● **WORK INSTRUCTIONS**
Provide an exact transcription of all the records.

● **EXERCISE INPUTS**
/---

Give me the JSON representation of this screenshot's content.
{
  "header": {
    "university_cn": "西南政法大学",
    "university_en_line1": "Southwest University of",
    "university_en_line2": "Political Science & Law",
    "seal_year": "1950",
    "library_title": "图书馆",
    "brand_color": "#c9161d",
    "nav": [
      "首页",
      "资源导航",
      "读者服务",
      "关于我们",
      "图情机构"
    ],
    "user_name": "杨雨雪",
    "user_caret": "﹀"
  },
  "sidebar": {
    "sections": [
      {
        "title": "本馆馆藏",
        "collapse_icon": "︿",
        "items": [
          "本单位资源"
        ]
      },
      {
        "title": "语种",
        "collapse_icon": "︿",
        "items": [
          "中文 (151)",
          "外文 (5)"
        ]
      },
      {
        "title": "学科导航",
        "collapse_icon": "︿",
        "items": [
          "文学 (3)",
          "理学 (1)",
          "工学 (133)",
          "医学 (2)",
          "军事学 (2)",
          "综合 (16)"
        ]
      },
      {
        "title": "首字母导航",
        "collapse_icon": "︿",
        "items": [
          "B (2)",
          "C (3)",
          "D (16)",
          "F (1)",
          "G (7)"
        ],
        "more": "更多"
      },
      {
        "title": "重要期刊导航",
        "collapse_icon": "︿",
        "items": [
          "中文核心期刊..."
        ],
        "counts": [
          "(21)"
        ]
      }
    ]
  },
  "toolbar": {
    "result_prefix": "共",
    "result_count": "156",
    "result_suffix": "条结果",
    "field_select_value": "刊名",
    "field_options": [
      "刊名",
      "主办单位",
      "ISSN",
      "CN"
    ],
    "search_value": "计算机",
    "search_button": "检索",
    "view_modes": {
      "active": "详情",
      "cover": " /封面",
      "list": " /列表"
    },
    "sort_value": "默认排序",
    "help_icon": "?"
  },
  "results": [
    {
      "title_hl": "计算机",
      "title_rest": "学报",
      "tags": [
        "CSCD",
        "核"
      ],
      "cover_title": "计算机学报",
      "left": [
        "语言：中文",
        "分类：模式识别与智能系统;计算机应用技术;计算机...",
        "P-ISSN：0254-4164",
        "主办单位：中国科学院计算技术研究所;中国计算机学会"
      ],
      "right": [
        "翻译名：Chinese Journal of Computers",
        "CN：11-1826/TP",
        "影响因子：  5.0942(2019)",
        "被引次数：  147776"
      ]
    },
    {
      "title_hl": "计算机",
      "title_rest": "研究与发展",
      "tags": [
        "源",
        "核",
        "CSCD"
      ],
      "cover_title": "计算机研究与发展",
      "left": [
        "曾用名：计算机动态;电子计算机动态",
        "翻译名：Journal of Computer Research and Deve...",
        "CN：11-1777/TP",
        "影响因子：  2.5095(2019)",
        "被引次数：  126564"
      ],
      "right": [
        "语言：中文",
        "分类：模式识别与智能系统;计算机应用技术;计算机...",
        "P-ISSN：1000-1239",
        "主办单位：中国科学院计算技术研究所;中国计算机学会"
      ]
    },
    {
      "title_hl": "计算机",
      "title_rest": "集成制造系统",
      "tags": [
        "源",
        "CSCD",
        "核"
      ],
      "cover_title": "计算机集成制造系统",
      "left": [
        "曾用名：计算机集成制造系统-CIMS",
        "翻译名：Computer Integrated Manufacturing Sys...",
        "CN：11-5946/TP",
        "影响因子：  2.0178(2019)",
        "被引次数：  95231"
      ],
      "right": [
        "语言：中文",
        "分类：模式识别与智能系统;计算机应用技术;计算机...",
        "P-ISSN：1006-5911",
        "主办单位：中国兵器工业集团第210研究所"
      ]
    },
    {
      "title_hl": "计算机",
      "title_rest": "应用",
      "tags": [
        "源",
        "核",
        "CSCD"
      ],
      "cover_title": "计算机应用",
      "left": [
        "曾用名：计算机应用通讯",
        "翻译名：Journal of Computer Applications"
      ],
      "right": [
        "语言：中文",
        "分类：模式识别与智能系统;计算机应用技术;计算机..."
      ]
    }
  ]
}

\---

● **TASK SOLUTION**
Give me the JSON representation of this screenshot's content.
{
  "header": {
    "university_cn": "西南政法大学",
    "university_en_line1": "Southwest University of",
    "university_en_line2": "Political Science & Law",
    "seal_year": "1950",
    "library_title": "图书馆",
    "brand_color": "#c9161d",
    "nav": [
      "首页",
      "资源导航",
      "读者服务",
      "关于我们",
      "图情机构"
    ],
    "user_name": "杨雨雪",
    "user_caret": "﹀"
  },
  "sidebar": {
    "sections": [
      {
        "title": "本馆馆藏",
        "collapse_icon": "︿",
        "items": [
          "本单位资源"
        ]
      },
      {
        "title": "语种",
        "collapse_icon": "︿",
        "items": [
          "中文 (151)",
          "外文 (5)"
        ]
      },
      {
        "title": "学科导航",
        "collapse_icon": "︿",
        "items": [
          "文学 (3)",
          "理学 (1)",
          "工学 (133)",
          "医学 (2)",
          "军事学 (2)",
          "综合 (16)"
        ]
      },
      {
        "title": "首字母导航",
        "collapse_icon": "︿",
        "items": [
          "B (2)",
          "C (3)",
          "D (16)",
          "F (1)",
          "G (7)"
        ],
        "more": "更多"
      },
      {
        "title": "重要期刊导航",
        "collapse_icon": "︿",
        "items": [
          "中文核心期刊..."
        ],
        "counts": [
          "(21)"
        ]
      }
    ]
  },
  "toolbar": {
    "result_prefix": "共",
    "result_count": "156",
    "result_suffix": "条结果",
    "field_select_value": "刊名",
    "field_options": [
      "刊名",
      "主办单位",
      "ISSN",
      "CN"
    ],
    "search_value": "计算机",
    "search_button": "检索",
    "view_modes": {
      "active": "详情",
      "cover": " /封面",
      "list": " /列表"
    },
    "sort_value": "默认排序",
    "help_icon": "?"
  },
  "results": [
    {
      "title_hl": "计算机",
      "title_rest": "学报",
      "tags": [
        "CSCD",
        "核"
      ],
      "cover_title": "计算机学报",
      "left": [
        "语言：中文",
        "分类：模式识别与智能系统;计算机应用技术;计算机...",
        "P-ISSN：0254-4164",
        "主办单位：中国科学院计算技术研究所;中国计算机学会"
      ],
      "right": [
        "翻译名：Chinese Journal of Computers",
        "CN：11-1826/TP",
        "影响因子：  5.0942(2019)",
        "被引次数：  147776"
      ]
    },
    {
      "title_hl": "计算机",
      "title_rest": "研究与发展",
      "tags": [
        "源",
        "核",
        "CSCD"
      ],
      "cover_title": "计算机研究与发展",
      "left": [
        "曾用名：计算机动态;电子计算机动态",
        "翻译名：Journal of Computer Research and Deve...",
        "CN：11-1777/TP",
        "影响因子：  2.5095(2019)",
        "被引次数：  126564"
      ],
      "right": [
        "语言：中文",
        "分类：模式识别与智能系统;计算机应用技术;计算机...",
        "P-ISSN：1000-1239",
        "主办单位：中国科学院计算技术研究所;中国计算机学会"
      ]
    },
    {
      "title_hl": "计算机",
      "title_rest": "集成制造系统",
      "tags": [
        "源",
        "CSCD",
        "核"
      ],
      "cover_title": "计算机集成制造系统",
      "left": [
        "曾用名：计算机集成制造系统-CIMS",
        "翻译名：Computer Integrated Manufacturing Sys...",
        "CN：11-5946/TP",
        "影响因子：  2.0178(2019)",
        "被引次数：  95231"
      ],
      "right": [
        "语言：中文",
        "分类：模式识别与智能系统;计算机应用技术;计算机...",
        "P-ISSN：1006-5911",
        "主办单位：中国兵器工业集团第210研究所"
      ]
    },
    {
      "title_hl": "计算机",
      "title_rest": "应用",
      "tags": [
        "源",
        "核",
        "CSCD"
      ],
      "cover_title": "计算机应用",
      "left": [
        "曾用名：计算机应用通讯",
        "翻译名：Journal of Computer Applications"
      ],
      "right": [
        "语言：中文",
        "分类：模式识别与智能系统;计算机应用技术;计算机..."
      ]
    }
  ]
}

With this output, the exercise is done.